§ What the task asks:
Transcribe the entries exactly; images are not part of the copy.

━━━━━━━━━━━━━━━━━━━━━━━━━━━━━━

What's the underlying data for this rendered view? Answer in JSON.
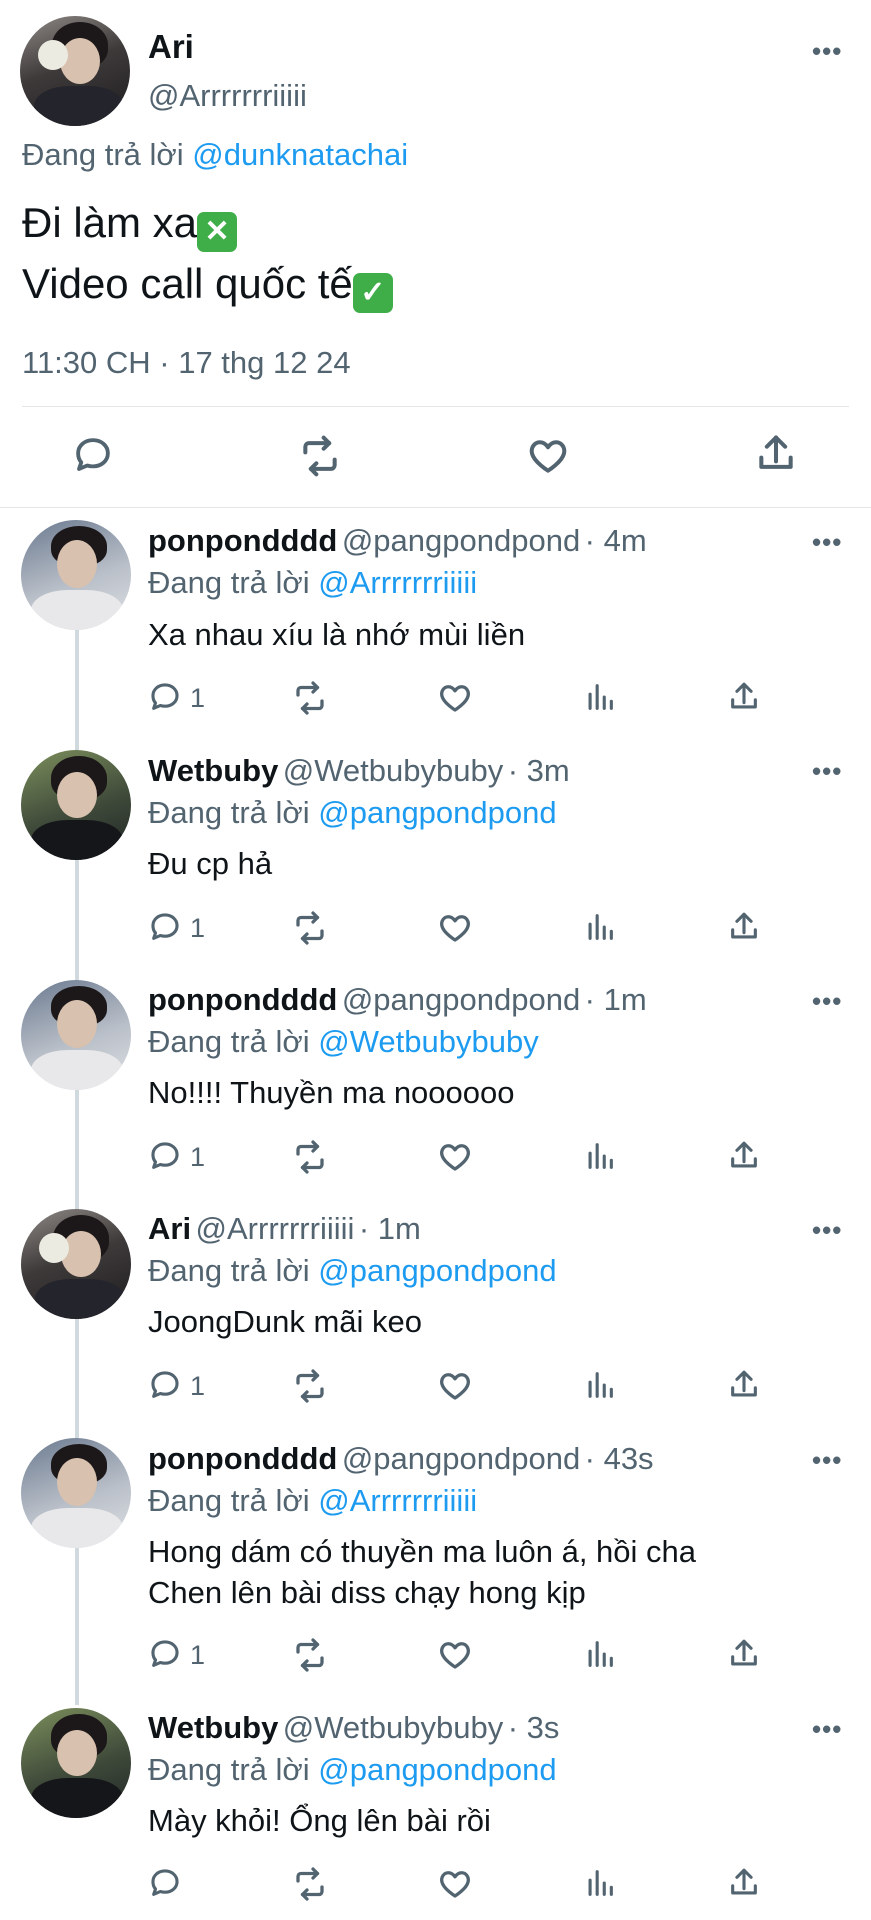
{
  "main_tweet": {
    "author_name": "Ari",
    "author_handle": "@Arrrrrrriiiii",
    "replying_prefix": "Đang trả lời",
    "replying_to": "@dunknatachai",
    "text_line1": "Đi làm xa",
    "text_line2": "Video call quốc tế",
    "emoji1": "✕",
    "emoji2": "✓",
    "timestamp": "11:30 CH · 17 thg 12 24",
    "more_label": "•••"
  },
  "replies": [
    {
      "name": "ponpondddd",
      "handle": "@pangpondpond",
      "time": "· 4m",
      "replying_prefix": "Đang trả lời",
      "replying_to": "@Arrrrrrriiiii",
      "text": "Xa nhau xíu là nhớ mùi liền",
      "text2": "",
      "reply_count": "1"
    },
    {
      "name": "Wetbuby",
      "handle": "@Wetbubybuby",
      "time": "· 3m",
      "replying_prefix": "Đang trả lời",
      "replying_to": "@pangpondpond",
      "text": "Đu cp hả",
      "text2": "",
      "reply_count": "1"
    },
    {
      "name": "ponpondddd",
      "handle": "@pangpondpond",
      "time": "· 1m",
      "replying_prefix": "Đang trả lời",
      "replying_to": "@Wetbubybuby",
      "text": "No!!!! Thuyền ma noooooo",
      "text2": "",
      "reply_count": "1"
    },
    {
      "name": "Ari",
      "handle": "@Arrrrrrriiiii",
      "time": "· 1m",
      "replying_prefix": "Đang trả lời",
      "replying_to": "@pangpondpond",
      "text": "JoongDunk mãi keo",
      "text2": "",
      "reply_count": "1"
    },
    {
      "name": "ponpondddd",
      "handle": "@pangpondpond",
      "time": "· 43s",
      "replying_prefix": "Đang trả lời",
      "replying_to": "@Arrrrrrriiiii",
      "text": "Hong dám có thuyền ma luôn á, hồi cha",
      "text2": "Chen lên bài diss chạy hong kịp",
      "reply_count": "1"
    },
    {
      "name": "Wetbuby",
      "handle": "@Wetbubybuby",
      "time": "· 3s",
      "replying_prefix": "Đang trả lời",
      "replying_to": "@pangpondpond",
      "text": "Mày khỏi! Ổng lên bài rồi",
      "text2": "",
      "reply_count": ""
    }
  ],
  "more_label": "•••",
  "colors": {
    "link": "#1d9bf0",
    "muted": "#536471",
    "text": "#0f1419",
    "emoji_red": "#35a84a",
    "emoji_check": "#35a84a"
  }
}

━━━━━━━━━━━━━━━━━━━━━━━━━━━━━━

§ Completed exercise:
What's the underlying data for this rendered view? Answer in JSON.
{
  "main_tweet": {
    "author_name": "Ari",
    "author_handle": "@Arrrrrrriiiii",
    "replying_prefix": "Đang trả lời",
    "replying_to": "@dunknatachai",
    "text_line1": "Đi làm xa",
    "text_line2": "Video call quốc tế",
    "emoji1": "✕",
    "emoji2": "✓",
    "timestamp": "11:30 CH · 17 thg 12 24",
    "more_label": "•••"
  },
  "replies": [
    {
      "name": "ponpondddd",
      "handle": "@pangpondpond",
      "time": "· 4m",
      "replying_prefix": "Đang trả lời",
      "replying_to": "@Arrrrrrriiiii",
      "text": "Xa nhau xíu là nhớ mùi liền",
      "text2": "",
      "reply_count": "1"
    },
    {
      "name": "Wetbuby",
      "handle": "@Wetbubybuby",
      "time": "· 3m",
      "replying_prefix": "Đang trả lời",
      "replying_to": "@pangpondpond",
      "text": "Đu cp hả",
      "text2": "",
      "reply_count": "1"
    },
    {
      "name": "ponpondddd",
      "handle": "@pangpondpond",
      "time": "· 1m",
      "replying_prefix": "Đang trả lời",
      "replying_to": "@Wetbubybuby",
      "text": "No!!!! Thuyền ma noooooo",
      "text2": "",
      "reply_count": "1"
    },
    {
      "name": "Ari",
      "handle": "@Arrrrrrriiiii",
      "time": "· 1m",
      "replying_prefix": "Đang trả lời",
      "replying_to": "@pangpondpond",
      "text": "JoongDunk mãi keo",
      "text2": "",
      "reply_count": "1"
    },
    {
      "name": "ponpondddd",
      "handle": "@pangpondpond",
      "time": "· 43s",
      "replying_prefix": "Đang trả lời",
      "replying_to": "@Arrrrrrriiiii",
      "text": "Hong dám có thuyền ma luôn á, hồi cha",
      "text2": "Chen lên bài diss chạy hong kịp",
      "reply_count": "1"
    },
    {
      "name": "Wetbuby",
      "handle": "@Wetbubybuby",
      "time": "· 3s",
      "replying_prefix": "Đang trả lời",
      "replying_to": "@pangpondpond",
      "text": "Mày khỏi! Ổng lên bài rồi",
      "text2": "",
      "reply_count": ""
    }
  ],
  "more_label": "•••",
  "colors": {
    "link": "#1d9bf0",
    "muted": "#536471",
    "text": "#0f1419",
    "emoji_red": "#35a84a",
    "emoji_check": "#35a84a"
  }
}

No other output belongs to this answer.